Copy each line of the data below with the word "true".
☆ ☆ ☆
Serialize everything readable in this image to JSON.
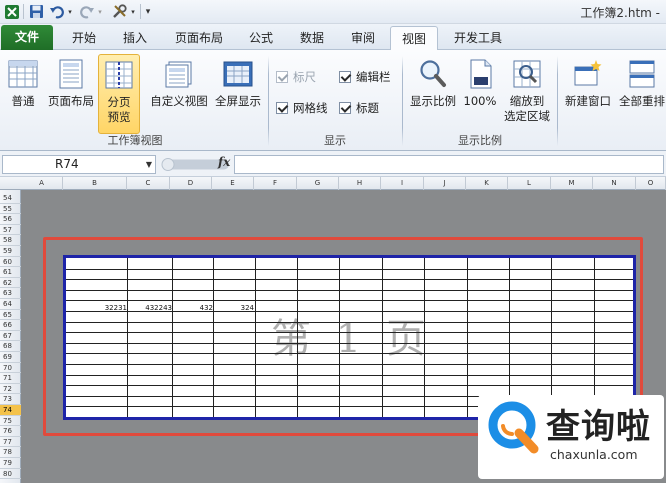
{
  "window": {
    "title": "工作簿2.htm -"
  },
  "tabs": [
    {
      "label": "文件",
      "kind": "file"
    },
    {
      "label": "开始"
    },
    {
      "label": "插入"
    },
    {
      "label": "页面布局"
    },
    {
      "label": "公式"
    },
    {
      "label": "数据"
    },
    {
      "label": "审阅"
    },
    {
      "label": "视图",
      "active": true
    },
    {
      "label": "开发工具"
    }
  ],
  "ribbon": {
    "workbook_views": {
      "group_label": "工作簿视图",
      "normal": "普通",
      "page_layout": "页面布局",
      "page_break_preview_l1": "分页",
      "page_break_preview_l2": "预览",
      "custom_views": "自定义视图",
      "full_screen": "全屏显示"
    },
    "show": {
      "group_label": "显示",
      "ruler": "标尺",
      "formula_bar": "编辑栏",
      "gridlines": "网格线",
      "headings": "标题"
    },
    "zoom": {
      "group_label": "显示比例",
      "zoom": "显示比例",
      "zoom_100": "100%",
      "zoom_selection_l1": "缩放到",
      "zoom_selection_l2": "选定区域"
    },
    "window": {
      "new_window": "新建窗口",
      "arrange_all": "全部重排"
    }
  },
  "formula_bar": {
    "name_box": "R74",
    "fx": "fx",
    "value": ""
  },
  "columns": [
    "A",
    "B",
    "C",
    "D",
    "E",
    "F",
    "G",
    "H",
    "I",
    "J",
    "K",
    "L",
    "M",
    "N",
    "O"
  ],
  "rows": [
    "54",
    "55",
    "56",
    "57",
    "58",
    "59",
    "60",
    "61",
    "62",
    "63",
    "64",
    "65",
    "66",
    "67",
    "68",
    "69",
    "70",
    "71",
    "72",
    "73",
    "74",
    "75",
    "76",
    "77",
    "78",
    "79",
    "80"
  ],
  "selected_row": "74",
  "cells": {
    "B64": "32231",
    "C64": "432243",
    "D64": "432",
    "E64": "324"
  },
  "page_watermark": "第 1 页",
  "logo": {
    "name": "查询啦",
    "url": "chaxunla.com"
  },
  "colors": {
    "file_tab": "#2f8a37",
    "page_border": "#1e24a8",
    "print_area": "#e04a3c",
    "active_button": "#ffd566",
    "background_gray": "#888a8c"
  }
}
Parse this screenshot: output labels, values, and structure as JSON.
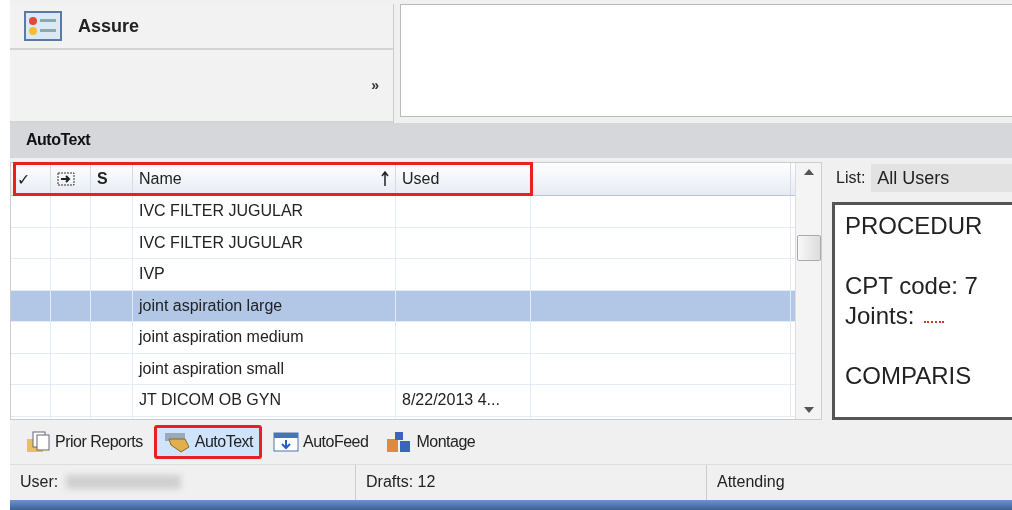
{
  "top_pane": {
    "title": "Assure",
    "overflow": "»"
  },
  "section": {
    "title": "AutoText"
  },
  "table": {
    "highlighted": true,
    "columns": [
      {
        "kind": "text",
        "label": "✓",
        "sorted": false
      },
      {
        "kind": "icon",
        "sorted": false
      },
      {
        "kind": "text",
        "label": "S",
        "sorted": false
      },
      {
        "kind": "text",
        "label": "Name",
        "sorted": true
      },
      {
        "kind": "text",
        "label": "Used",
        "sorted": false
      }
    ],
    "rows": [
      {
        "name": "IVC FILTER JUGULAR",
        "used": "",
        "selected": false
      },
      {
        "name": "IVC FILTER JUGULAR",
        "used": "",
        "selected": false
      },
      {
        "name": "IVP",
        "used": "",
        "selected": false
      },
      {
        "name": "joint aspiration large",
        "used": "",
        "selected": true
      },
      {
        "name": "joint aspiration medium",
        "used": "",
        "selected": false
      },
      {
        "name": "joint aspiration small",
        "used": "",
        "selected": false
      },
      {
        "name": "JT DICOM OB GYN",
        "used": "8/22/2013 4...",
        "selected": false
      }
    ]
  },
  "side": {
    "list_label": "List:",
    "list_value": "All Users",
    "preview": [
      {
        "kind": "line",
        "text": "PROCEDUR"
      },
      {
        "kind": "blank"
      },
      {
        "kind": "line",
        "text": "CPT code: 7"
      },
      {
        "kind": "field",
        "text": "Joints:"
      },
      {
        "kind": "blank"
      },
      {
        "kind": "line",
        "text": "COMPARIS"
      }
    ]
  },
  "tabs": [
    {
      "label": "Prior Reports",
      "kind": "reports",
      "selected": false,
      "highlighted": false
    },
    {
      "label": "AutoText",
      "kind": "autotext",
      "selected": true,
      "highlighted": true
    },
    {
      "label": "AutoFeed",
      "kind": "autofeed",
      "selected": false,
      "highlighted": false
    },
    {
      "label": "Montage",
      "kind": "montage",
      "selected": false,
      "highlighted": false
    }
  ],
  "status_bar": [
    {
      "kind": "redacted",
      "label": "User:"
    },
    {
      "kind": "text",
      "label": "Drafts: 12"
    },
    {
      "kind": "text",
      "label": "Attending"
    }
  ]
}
☆ ☆ ☆
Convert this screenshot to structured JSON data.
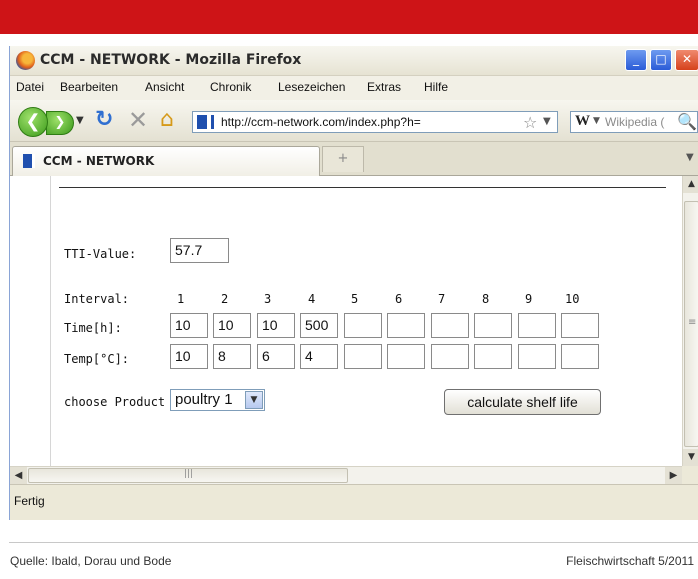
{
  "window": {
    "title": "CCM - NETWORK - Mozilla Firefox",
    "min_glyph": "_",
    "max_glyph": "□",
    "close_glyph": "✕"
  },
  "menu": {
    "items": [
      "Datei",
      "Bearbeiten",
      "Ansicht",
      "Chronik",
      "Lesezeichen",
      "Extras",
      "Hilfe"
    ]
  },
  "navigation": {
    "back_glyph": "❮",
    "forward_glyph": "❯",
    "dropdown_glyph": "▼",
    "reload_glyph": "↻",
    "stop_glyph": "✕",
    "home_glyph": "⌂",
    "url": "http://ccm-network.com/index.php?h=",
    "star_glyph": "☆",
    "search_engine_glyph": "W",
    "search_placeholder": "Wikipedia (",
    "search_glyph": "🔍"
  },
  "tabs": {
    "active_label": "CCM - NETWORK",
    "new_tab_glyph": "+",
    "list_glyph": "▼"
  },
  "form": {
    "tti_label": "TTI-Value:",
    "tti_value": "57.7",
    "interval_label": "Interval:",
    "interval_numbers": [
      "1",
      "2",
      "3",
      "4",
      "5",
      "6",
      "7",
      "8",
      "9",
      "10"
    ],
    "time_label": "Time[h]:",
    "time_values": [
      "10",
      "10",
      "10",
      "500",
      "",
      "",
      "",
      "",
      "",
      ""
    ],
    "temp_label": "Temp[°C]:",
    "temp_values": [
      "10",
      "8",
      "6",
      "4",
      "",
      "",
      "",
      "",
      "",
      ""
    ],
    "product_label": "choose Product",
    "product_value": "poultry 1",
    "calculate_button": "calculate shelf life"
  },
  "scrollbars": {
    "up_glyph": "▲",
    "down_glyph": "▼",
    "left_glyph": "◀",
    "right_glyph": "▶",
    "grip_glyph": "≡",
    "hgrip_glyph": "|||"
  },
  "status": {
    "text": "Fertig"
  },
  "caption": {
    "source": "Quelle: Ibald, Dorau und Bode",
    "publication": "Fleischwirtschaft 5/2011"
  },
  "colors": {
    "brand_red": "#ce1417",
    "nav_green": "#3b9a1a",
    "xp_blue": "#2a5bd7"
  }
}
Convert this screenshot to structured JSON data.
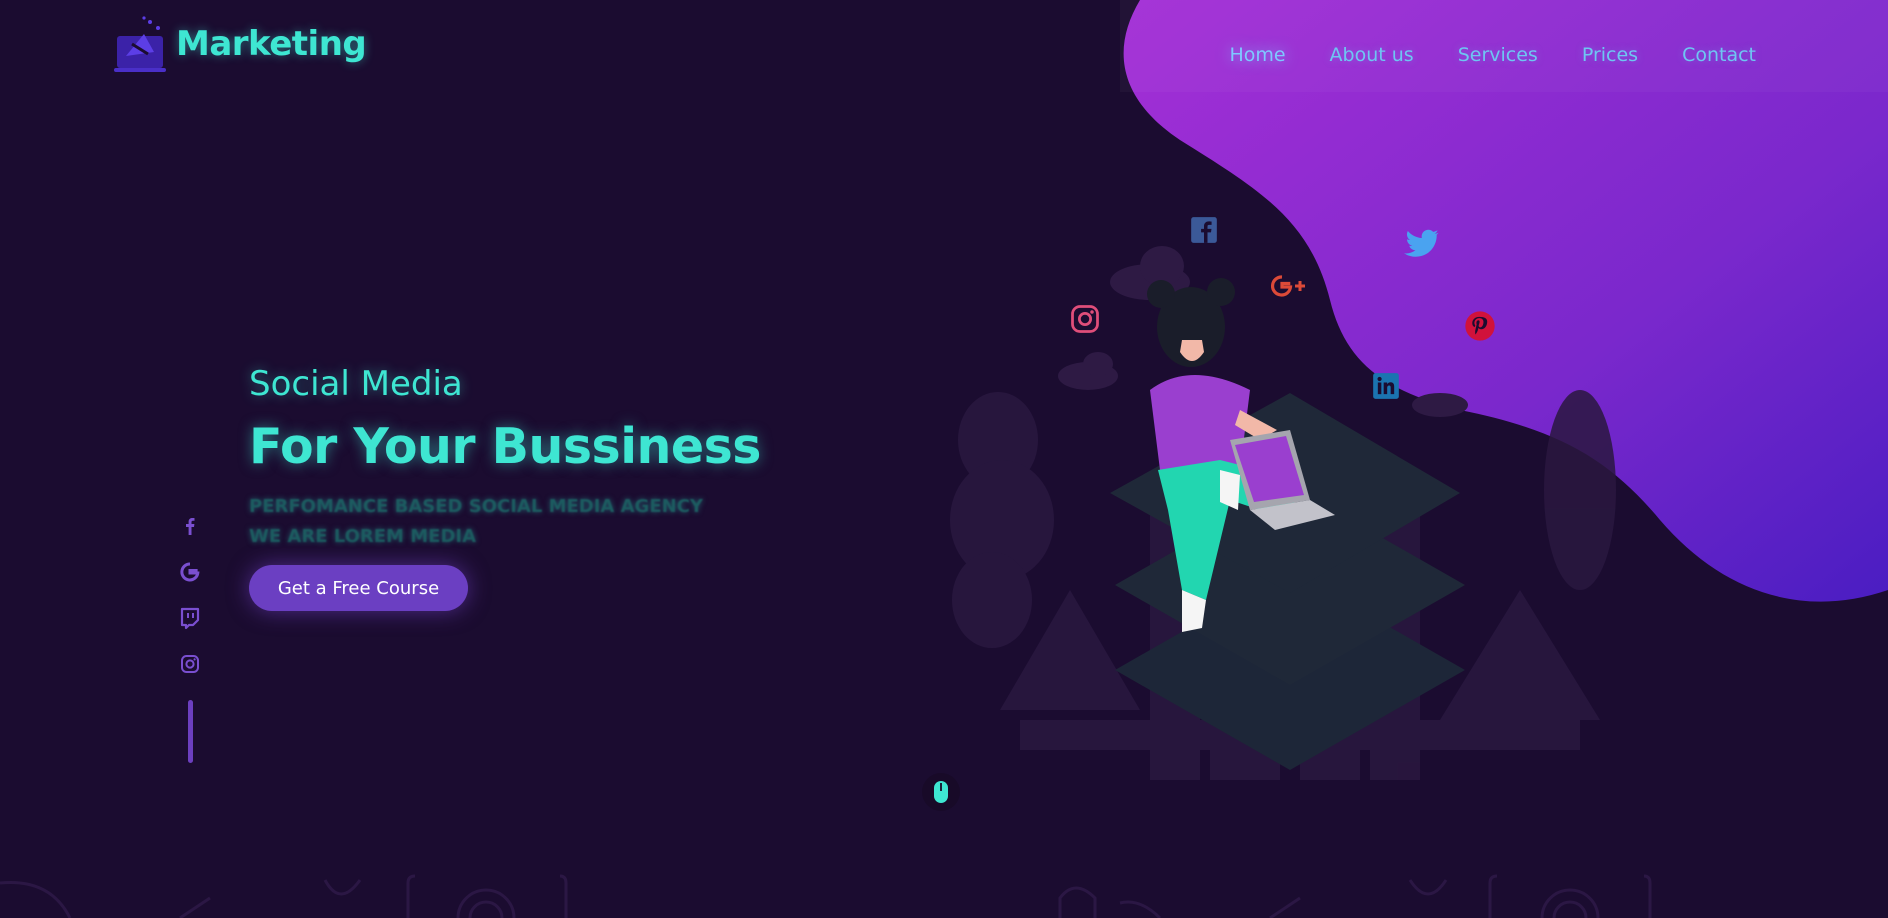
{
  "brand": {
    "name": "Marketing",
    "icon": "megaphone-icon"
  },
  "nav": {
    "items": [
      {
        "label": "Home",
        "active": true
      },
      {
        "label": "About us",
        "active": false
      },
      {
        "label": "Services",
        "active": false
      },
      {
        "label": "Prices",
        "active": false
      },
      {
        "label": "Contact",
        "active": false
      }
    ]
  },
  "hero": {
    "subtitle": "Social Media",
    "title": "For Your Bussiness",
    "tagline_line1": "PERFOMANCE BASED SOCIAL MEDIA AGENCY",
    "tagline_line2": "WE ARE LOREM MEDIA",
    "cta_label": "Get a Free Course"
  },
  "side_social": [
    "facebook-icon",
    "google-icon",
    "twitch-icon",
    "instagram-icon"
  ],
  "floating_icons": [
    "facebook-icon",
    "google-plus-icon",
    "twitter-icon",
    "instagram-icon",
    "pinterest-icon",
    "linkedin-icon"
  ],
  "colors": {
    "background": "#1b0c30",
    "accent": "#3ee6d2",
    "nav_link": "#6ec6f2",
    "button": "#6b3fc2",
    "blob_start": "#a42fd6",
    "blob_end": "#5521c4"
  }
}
☆ ☆ ☆
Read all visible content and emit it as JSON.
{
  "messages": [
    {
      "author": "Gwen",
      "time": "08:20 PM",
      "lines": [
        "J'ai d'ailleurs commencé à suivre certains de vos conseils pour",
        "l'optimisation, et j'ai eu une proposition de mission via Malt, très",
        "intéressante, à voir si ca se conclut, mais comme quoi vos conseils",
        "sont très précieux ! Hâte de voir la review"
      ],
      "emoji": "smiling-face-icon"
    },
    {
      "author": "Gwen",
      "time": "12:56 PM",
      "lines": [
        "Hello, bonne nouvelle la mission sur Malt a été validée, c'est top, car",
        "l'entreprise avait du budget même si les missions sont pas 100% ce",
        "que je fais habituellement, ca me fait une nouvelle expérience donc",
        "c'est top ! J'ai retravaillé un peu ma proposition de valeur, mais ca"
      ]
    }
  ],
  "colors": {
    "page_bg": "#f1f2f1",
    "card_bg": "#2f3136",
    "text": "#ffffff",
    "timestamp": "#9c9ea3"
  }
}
☆ ☆ ☆
Solution for this problem:
      "active": true
    "highlighted": true,
        "sorted": true
        "selected": true
      "selected": true,
      "highlighted": true
        "active": true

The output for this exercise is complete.